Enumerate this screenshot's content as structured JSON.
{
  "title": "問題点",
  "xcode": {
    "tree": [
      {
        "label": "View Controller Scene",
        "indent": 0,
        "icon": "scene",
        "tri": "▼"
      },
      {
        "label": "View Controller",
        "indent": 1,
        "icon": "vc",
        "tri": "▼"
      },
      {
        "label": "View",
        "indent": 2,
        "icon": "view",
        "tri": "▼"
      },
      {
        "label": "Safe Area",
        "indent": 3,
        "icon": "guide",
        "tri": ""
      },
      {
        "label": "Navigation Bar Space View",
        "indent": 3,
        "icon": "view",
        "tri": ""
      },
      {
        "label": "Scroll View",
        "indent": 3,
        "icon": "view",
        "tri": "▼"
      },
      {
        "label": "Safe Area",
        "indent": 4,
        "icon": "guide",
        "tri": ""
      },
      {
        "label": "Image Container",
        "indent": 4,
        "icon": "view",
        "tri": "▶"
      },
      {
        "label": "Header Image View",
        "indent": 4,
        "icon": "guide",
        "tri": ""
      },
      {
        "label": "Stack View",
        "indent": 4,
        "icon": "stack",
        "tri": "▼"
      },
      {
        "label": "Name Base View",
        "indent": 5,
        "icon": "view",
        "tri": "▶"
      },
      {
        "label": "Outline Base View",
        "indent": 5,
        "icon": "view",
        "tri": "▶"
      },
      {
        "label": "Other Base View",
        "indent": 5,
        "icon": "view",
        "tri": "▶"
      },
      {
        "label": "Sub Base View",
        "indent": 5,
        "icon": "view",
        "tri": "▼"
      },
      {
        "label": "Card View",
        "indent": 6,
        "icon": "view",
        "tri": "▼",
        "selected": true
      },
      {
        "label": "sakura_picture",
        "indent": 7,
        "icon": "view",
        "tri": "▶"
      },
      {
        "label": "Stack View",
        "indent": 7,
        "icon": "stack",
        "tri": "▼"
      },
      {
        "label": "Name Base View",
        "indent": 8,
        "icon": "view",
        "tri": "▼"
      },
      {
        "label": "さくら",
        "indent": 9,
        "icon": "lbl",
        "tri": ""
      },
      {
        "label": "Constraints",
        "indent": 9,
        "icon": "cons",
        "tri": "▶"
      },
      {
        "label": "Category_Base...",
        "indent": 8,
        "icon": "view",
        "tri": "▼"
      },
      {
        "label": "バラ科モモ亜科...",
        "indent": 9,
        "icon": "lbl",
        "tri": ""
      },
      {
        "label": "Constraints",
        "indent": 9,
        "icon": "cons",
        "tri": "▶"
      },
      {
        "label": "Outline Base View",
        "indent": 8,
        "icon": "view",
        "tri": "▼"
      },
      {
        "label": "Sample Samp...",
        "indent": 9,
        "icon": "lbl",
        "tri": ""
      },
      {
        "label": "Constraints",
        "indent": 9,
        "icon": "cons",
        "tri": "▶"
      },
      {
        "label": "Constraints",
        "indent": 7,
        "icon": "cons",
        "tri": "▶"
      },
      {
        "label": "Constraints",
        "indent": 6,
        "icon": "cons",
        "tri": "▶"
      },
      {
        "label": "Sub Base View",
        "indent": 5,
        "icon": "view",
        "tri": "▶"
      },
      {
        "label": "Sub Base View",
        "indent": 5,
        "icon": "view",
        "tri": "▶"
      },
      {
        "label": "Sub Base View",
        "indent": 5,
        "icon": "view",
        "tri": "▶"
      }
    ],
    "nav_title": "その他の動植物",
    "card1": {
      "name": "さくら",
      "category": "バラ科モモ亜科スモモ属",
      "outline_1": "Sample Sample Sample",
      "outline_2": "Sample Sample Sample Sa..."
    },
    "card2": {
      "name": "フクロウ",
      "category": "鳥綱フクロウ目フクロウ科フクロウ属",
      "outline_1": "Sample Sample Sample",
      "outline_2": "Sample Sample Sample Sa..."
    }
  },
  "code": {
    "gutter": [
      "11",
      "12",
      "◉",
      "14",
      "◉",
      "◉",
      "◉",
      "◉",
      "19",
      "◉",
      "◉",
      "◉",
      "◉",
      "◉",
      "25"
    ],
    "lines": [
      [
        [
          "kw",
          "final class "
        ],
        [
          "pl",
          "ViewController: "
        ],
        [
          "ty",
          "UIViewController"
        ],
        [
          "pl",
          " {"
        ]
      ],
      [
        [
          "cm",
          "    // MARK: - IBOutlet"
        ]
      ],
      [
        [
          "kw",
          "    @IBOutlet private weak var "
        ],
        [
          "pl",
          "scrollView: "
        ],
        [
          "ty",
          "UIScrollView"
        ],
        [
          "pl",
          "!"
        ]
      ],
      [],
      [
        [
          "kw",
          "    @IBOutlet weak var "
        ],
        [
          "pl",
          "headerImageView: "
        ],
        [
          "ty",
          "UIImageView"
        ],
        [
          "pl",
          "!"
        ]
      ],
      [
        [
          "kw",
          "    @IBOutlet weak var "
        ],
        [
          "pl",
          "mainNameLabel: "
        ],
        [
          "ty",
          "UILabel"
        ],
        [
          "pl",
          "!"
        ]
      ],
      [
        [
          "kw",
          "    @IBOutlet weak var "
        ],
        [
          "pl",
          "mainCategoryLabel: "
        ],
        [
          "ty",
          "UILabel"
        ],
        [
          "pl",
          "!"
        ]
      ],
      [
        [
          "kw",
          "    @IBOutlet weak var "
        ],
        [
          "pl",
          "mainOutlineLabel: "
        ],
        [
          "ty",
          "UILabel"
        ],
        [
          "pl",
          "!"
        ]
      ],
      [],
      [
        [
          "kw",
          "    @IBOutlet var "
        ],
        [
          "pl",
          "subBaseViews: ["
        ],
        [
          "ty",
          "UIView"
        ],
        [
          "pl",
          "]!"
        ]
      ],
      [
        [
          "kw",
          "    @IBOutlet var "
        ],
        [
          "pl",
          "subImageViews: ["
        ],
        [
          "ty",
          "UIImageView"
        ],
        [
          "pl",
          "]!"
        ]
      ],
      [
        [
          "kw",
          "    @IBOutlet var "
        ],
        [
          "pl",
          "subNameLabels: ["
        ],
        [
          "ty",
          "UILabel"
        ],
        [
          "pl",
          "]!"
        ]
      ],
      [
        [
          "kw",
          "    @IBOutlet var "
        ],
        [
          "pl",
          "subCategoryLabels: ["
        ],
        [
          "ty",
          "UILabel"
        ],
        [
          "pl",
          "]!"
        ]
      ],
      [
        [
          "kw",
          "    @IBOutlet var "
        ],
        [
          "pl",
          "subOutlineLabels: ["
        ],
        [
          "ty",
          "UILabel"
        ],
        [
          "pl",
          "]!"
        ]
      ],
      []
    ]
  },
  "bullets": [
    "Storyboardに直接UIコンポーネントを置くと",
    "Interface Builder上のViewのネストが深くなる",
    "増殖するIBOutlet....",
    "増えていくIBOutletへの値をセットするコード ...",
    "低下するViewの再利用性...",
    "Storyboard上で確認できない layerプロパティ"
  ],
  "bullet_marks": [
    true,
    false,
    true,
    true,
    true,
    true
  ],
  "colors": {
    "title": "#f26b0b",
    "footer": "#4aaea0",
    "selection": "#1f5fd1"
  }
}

> _What needs to be done_
Return every line of the material exactly.

> _Output_
Enumerate this screenshot's content as structured JSON.
{
  "title": "問題点",
  "xcode": {
    "tree": [
      {
        "label": "View Controller Scene",
        "indent": 0,
        "icon": "scene",
        "tri": "▼"
      },
      {
        "label": "View Controller",
        "indent": 1,
        "icon": "vc",
        "tri": "▼"
      },
      {
        "label": "View",
        "indent": 2,
        "icon": "view",
        "tri": "▼"
      },
      {
        "label": "Safe Area",
        "indent": 3,
        "icon": "guide",
        "tri": ""
      },
      {
        "label": "Navigation Bar Space View",
        "indent": 3,
        "icon": "view",
        "tri": ""
      },
      {
        "label": "Scroll View",
        "indent": 3,
        "icon": "view",
        "tri": "▼"
      },
      {
        "label": "Safe Area",
        "indent": 4,
        "icon": "guide",
        "tri": ""
      },
      {
        "label": "Image Container",
        "indent": 4,
        "icon": "view",
        "tri": "▶"
      },
      {
        "label": "Header Image View",
        "indent": 4,
        "icon": "guide",
        "tri": ""
      },
      {
        "label": "Stack View",
        "indent": 4,
        "icon": "stack",
        "tri": "▼"
      },
      {
        "label": "Name Base View",
        "indent": 5,
        "icon": "view",
        "tri": "▶"
      },
      {
        "label": "Outline Base View",
        "indent": 5,
        "icon": "view",
        "tri": "▶"
      },
      {
        "label": "Other Base View",
        "indent": 5,
        "icon": "view",
        "tri": "▶"
      },
      {
        "label": "Sub Base View",
        "indent": 5,
        "icon": "view",
        "tri": "▼"
      },
      {
        "label": "Card View",
        "indent": 6,
        "icon": "view",
        "tri": "▼",
        "selected": true
      },
      {
        "label": "sakura_picture",
        "indent": 7,
        "icon": "view",
        "tri": "▶"
      },
      {
        "label": "Stack View",
        "indent": 7,
        "icon": "stack",
        "tri": "▼"
      },
      {
        "label": "Name Base View",
        "indent": 8,
        "icon": "view",
        "tri": "▼"
      },
      {
        "label": "さくら",
        "indent": 9,
        "icon": "lbl",
        "tri": ""
      },
      {
        "label": "Constraints",
        "indent": 9,
        "icon": "cons",
        "tri": "▶"
      },
      {
        "label": "Category_Base...",
        "indent": 8,
        "icon": "view",
        "tri": "▼"
      },
      {
        "label": "バラ科モモ亜科...",
        "indent": 9,
        "icon": "lbl",
        "tri": ""
      },
      {
        "label": "Constraints",
        "indent": 9,
        "icon": "cons",
        "tri": "▶"
      },
      {
        "label": "Outline Base View",
        "indent": 8,
        "icon": "view",
        "tri": "▼"
      },
      {
        "label": "Sample Samp...",
        "indent": 9,
        "icon": "lbl",
        "tri": ""
      },
      {
        "label": "Constraints",
        "indent": 9,
        "icon": "cons",
        "tri": "▶"
      },
      {
        "label": "Constraints",
        "indent": 7,
        "icon": "cons",
        "tri": "▶"
      },
      {
        "label": "Constraints",
        "indent": 6,
        "icon": "cons",
        "tri": "▶"
      },
      {
        "label": "Sub Base View",
        "indent": 5,
        "icon": "view",
        "tri": "▶"
      },
      {
        "label": "Sub Base View",
        "indent": 5,
        "icon": "view",
        "tri": "▶"
      },
      {
        "label": "Sub Base View",
        "indent": 5,
        "icon": "view",
        "tri": "▶"
      }
    ],
    "nav_title": "その他の動植物",
    "card1": {
      "name": "さくら",
      "category": "バラ科モモ亜科スモモ属",
      "outline_1": "Sample Sample Sample",
      "outline_2": "Sample Sample Sample Sa..."
    },
    "card2": {
      "name": "フクロウ",
      "category": "鳥綱フクロウ目フクロウ科フクロウ属",
      "outline_1": "Sample Sample Sample",
      "outline_2": "Sample Sample Sample Sa..."
    }
  },
  "code": {
    "gutter": [
      "11",
      "12",
      "◉",
      "14",
      "◉",
      "◉",
      "◉",
      "◉",
      "19",
      "◉",
      "◉",
      "◉",
      "◉",
      "◉",
      "25"
    ],
    "lines": [
      [
        [
          "kw",
          "final class "
        ],
        [
          "pl",
          "ViewController: "
        ],
        [
          "ty",
          "UIViewController"
        ],
        [
          "pl",
          " {"
        ]
      ],
      [
        [
          "cm",
          "    // MARK: - IBOutlet"
        ]
      ],
      [
        [
          "kw",
          "    @IBOutlet private weak var "
        ],
        [
          "pl",
          "scrollView: "
        ],
        [
          "ty",
          "UIScrollView"
        ],
        [
          "pl",
          "!"
        ]
      ],
      [],
      [
        [
          "kw",
          "    @IBOutlet weak var "
        ],
        [
          "pl",
          "headerImageView: "
        ],
        [
          "ty",
          "UIImageView"
        ],
        [
          "pl",
          "!"
        ]
      ],
      [
        [
          "kw",
          "    @IBOutlet weak var "
        ],
        [
          "pl",
          "mainNameLabel: "
        ],
        [
          "ty",
          "UILabel"
        ],
        [
          "pl",
          "!"
        ]
      ],
      [
        [
          "kw",
          "    @IBOutlet weak var "
        ],
        [
          "pl",
          "mainCategoryLabel: "
        ],
        [
          "ty",
          "UILabel"
        ],
        [
          "pl",
          "!"
        ]
      ],
      [
        [
          "kw",
          "    @IBOutlet weak var "
        ],
        [
          "pl",
          "mainOutlineLabel: "
        ],
        [
          "ty",
          "UILabel"
        ],
        [
          "pl",
          "!"
        ]
      ],
      [],
      [
        [
          "kw",
          "    @IBOutlet var "
        ],
        [
          "pl",
          "subBaseViews: ["
        ],
        [
          "ty",
          "UIView"
        ],
        [
          "pl",
          "]!"
        ]
      ],
      [
        [
          "kw",
          "    @IBOutlet var "
        ],
        [
          "pl",
          "subImageViews: ["
        ],
        [
          "ty",
          "UIImageView"
        ],
        [
          "pl",
          "]!"
        ]
      ],
      [
        [
          "kw",
          "    @IBOutlet var "
        ],
        [
          "pl",
          "subNameLabels: ["
        ],
        [
          "ty",
          "UILabel"
        ],
        [
          "pl",
          "]!"
        ]
      ],
      [
        [
          "kw",
          "    @IBOutlet var "
        ],
        [
          "pl",
          "subCategoryLabels: ["
        ],
        [
          "ty",
          "UILabel"
        ],
        [
          "pl",
          "]!"
        ]
      ],
      [
        [
          "kw",
          "    @IBOutlet var "
        ],
        [
          "pl",
          "subOutlineLabels: ["
        ],
        [
          "ty",
          "UILabel"
        ],
        [
          "pl",
          "]!"
        ]
      ],
      []
    ]
  },
  "bullets": [
    "Storyboardに直接UIコンポーネントを置くと",
    "Interface Builder上のViewのネストが深くなる",
    "増殖するIBOutlet....",
    "増えていくIBOutletへの値をセットするコード ...",
    "低下するViewの再利用性...",
    "Storyboard上で確認できない layerプロパティ"
  ],
  "bullet_marks": [
    true,
    false,
    true,
    true,
    true,
    true
  ],
  "colors": {
    "title": "#f26b0b",
    "footer": "#4aaea0",
    "selection": "#1f5fd1"
  }
}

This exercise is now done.